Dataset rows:

....

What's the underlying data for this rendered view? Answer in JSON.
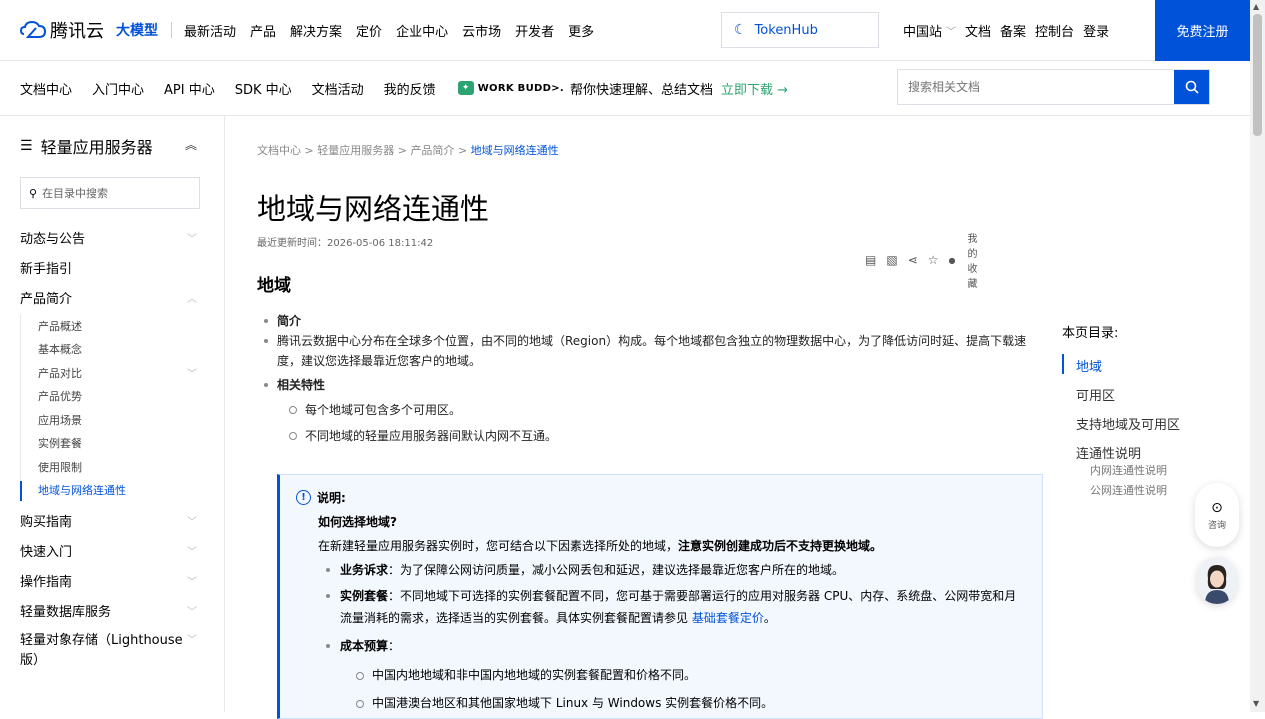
{
  "header": {
    "logo_text": "腾讯云",
    "llm_label": "大模型",
    "menu": [
      "最新活动",
      "产品",
      "解决方案",
      "定价",
      "企业中心",
      "云市场",
      "开发者",
      "更多"
    ],
    "tokenhub_label": "TokenHub",
    "right_menu": {
      "region": "中国站",
      "docs": "文档",
      "beian": "备案",
      "console": "控制台",
      "login": "登录"
    },
    "signup_label": "免费注册"
  },
  "subnav": {
    "items": [
      "文档中心",
      "入门中心",
      "API 中心",
      "SDK 中心",
      "文档活动",
      "我的反馈"
    ],
    "workbuddy_name": "WORK BUDD>.",
    "workbuddy_text": "帮你快速理解、总结文档",
    "workbuddy_download": "立即下载 →",
    "search_placeholder": "搜索相关文档"
  },
  "sidebar": {
    "title": "轻量应用服务器",
    "search_placeholder": "在目录中搜索",
    "items": [
      {
        "label": "动态与公告"
      },
      {
        "label": "新手指引"
      },
      {
        "label": "产品简介"
      }
    ],
    "sub_items": [
      "产品概述",
      "基本概念",
      "产品对比",
      "产品优势",
      "应用场景",
      "实例套餐",
      "使用限制",
      "地域与网络连通性"
    ],
    "items_after": [
      "购买指南",
      "快速入门",
      "操作指南",
      "轻量数据库服务",
      "轻量对象存储（Lighthouse版）"
    ]
  },
  "breadcrumb": {
    "items": [
      "文档中心",
      "轻量应用服务器",
      "产品简介"
    ],
    "current": "地域与网络连通性",
    "sep": ">"
  },
  "page": {
    "title": "地域与网络连通性",
    "updated": "最近更新时间：2026-05-06 18:11:42",
    "favorite_label": "我的收藏",
    "section_title": "地域",
    "intro_title": "简介",
    "intro_text": "腾讯云数据中心分布在全球多个位置，由不同的地域（Region）构成。每个地域都包含独立的物理数据中心，为了降低访问时延、提高下载速度，建议您选择最靠近您客户的地域。",
    "features_title": "相关特性",
    "features": [
      "每个地域可包含多个可用区。",
      "不同地域的轻量应用服务器间默认内网不互通。"
    ]
  },
  "note": {
    "label": "说明:",
    "question": "如何选择地域?",
    "lead": "在新建轻量应用服务器实例时，您可结合以下因素选择所处的地域，",
    "lead_bold": "注意实例创建成功后不支持更换地域。",
    "p1_bold": "业务诉求",
    "p1_text": "：为了保障公网访问质量，减小公网丢包和延迟，建议选择最靠近您客户所在的地域。",
    "p2_bold": "实例套餐",
    "p2_text": "：不同地域下可选择的实例套餐配置不同，您可基于需要部署运行的应用对服务器 CPU、内存、系统盘、公网带宽和月流量消耗的需求，选择适当的实例套餐。具体实例套餐配置请参见 ",
    "p2_link": "基础套餐定价",
    "p2_end": "。",
    "p3_bold": "成本预算",
    "p3_text": "：",
    "sub1": "中国内地地域和非中国内地地域的实例套餐配置和价格不同。",
    "sub2": "中国港澳台地区和其他国家地域下 Linux 与 Windows 实例套餐价格不同。"
  },
  "toc": {
    "title": "本页目录:",
    "items": [
      "地域",
      "可用区",
      "支持地域及可用区",
      "连通性说明"
    ],
    "sub_items": [
      "内网连通性说明",
      "公网连通性说明"
    ]
  },
  "float": {
    "consult_label": "咨询"
  },
  "colors": {
    "primary": "#0052d9",
    "green": "#2ba471"
  }
}
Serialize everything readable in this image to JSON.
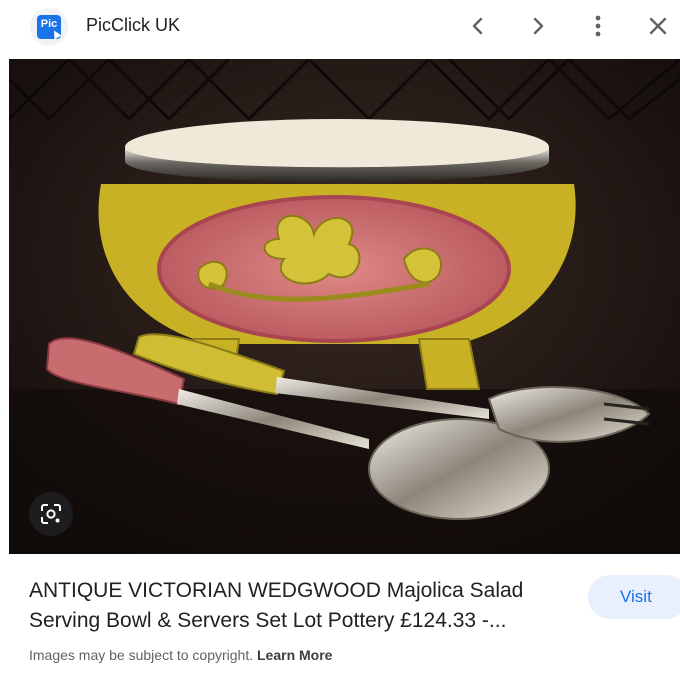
{
  "header": {
    "site_logo_text": "Pic",
    "site_name": "PicClick UK",
    "icons": [
      "chevron-left-icon",
      "chevron-right-icon",
      "more-vert-icon",
      "close-icon"
    ]
  },
  "image": {
    "lens_icon": "google-lens-icon"
  },
  "result": {
    "title": "ANTIQUE VICTORIAN WEDGWOOD Majolica Salad Serving Bowl & Servers Set Lot Pottery £124.33 -...",
    "visit_label": "Visit"
  },
  "footer": {
    "copyright_text": "Images may be subject to copyright.",
    "learn_more_label": "Learn More"
  },
  "colors": {
    "accent": "#1a73e8",
    "visit_bg": "#e8f0fe",
    "text": "#202124",
    "muted": "#5f6368"
  }
}
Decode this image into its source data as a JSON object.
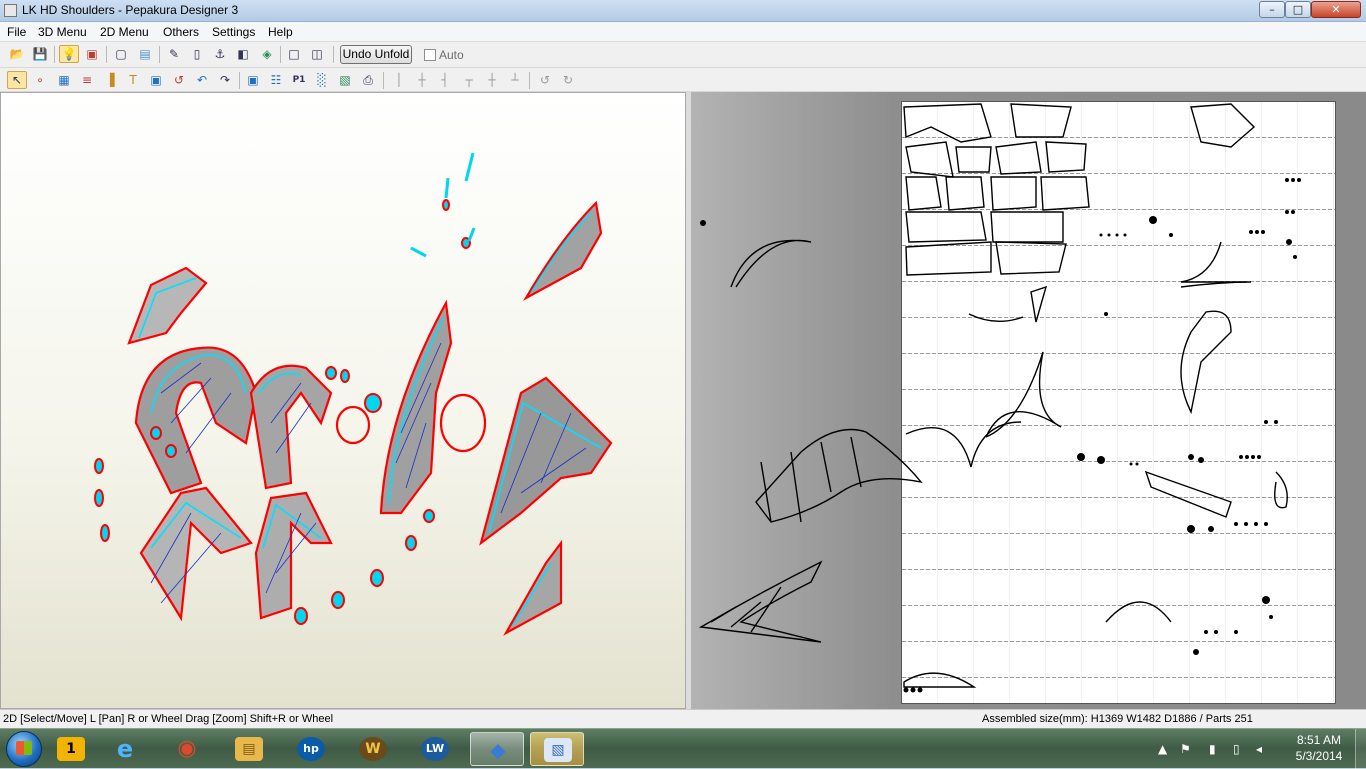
{
  "window": {
    "title": "LK HD Shoulders - Pepakura Designer 3",
    "minimize": "–",
    "maximize": "□",
    "close": "✕"
  },
  "menu": {
    "items": [
      "File",
      "3D Menu",
      "2D Menu",
      "Others",
      "Settings",
      "Help"
    ]
  },
  "toolbar1": {
    "tools": [
      {
        "name": "open-icon",
        "glyph": "📂"
      },
      {
        "name": "save-icon",
        "glyph": "💾"
      },
      {
        "name": "lightbulb-icon",
        "glyph": "💡"
      },
      {
        "name": "color-cube-icon",
        "glyph": "▣"
      },
      {
        "name": "cube-outline-icon",
        "glyph": "▢"
      },
      {
        "name": "texture-cube-icon",
        "glyph": "▤"
      },
      {
        "name": "pencil-icon",
        "glyph": "✎"
      },
      {
        "name": "cylinder-icon",
        "glyph": "▯"
      },
      {
        "name": "anchor-icon",
        "glyph": "⚓"
      },
      {
        "name": "edge-icon",
        "glyph": "◧"
      },
      {
        "name": "join-icon",
        "glyph": "◈"
      },
      {
        "name": "single-view-icon",
        "glyph": "□"
      },
      {
        "name": "split-view-icon",
        "glyph": "◫"
      }
    ],
    "undo_label": "Undo Unfold",
    "auto_label": "Auto"
  },
  "toolbar2": {
    "tools": [
      {
        "name": "select-move-icon",
        "glyph": "↖"
      },
      {
        "name": "node-icon",
        "glyph": "∘"
      },
      {
        "name": "grid-icon",
        "glyph": "▦"
      },
      {
        "name": "flaps-icon",
        "glyph": "≡"
      },
      {
        "name": "bar-icon",
        "glyph": "▐"
      },
      {
        "name": "text-icon",
        "glyph": "T"
      },
      {
        "name": "image-icon",
        "glyph": "▣"
      },
      {
        "name": "rotate-part-icon",
        "glyph": "↺"
      },
      {
        "name": "undo-icon",
        "glyph": "↶"
      },
      {
        "name": "redo-icon",
        "glyph": "↷"
      },
      {
        "name": "fit-icon",
        "glyph": "▣"
      },
      {
        "name": "arrange-icon",
        "glyph": "☷"
      },
      {
        "name": "page-one-icon",
        "glyph": "P1"
      },
      {
        "name": "chart-icon",
        "glyph": "░"
      },
      {
        "name": "page-setup-icon",
        "glyph": "▧"
      },
      {
        "name": "print-icon",
        "glyph": "⎙"
      },
      {
        "name": "align-left-icon",
        "glyph": "│"
      },
      {
        "name": "align-center-icon",
        "glyph": "┼"
      },
      {
        "name": "align-right-icon",
        "glyph": "┤"
      },
      {
        "name": "align-top-icon",
        "glyph": "┬"
      },
      {
        "name": "align-middle-icon",
        "glyph": "┼"
      },
      {
        "name": "align-bottom-icon",
        "glyph": "┴"
      },
      {
        "name": "rotate-90-ccw-icon",
        "glyph": "↺"
      },
      {
        "name": "rotate-90-cw-icon",
        "glyph": "↻"
      }
    ]
  },
  "status": {
    "left": "2D [Select/Move] L [Pan] R or Wheel Drag [Zoom] Shift+R or Wheel",
    "right": "Assembled size(mm): H1369 W1482 D1886 / Parts 251"
  },
  "taskbar": {
    "apps": [
      {
        "name": "taskbar-app-1",
        "glyph": "1",
        "color": "#f2b400"
      },
      {
        "name": "taskbar-internet-explorer",
        "glyph": "e",
        "color": "#1e88e5"
      },
      {
        "name": "taskbar-chrome",
        "glyph": "◉",
        "color": "#d93025"
      },
      {
        "name": "taskbar-explorer",
        "glyph": "▤",
        "color": "#e8b84a"
      },
      {
        "name": "taskbar-hp",
        "glyph": "hp",
        "color": "#0a5ca8"
      },
      {
        "name": "taskbar-wow",
        "glyph": "W",
        "color": "#6a4a1a"
      },
      {
        "name": "taskbar-lw",
        "glyph": "LW",
        "color": "#1c5b9c"
      },
      {
        "name": "taskbar-pepakura-3d",
        "glyph": "◆",
        "color": "#3a7bd5"
      },
      {
        "name": "taskbar-pepakura-designer",
        "glyph": "▧",
        "color": "#5b8bd6"
      }
    ],
    "time": "8:51 AM",
    "date": "5/3/2014"
  }
}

....

Requirements: Find how many lines in the listing contain the word "taskbar" and give that count alone.

Written reply: 10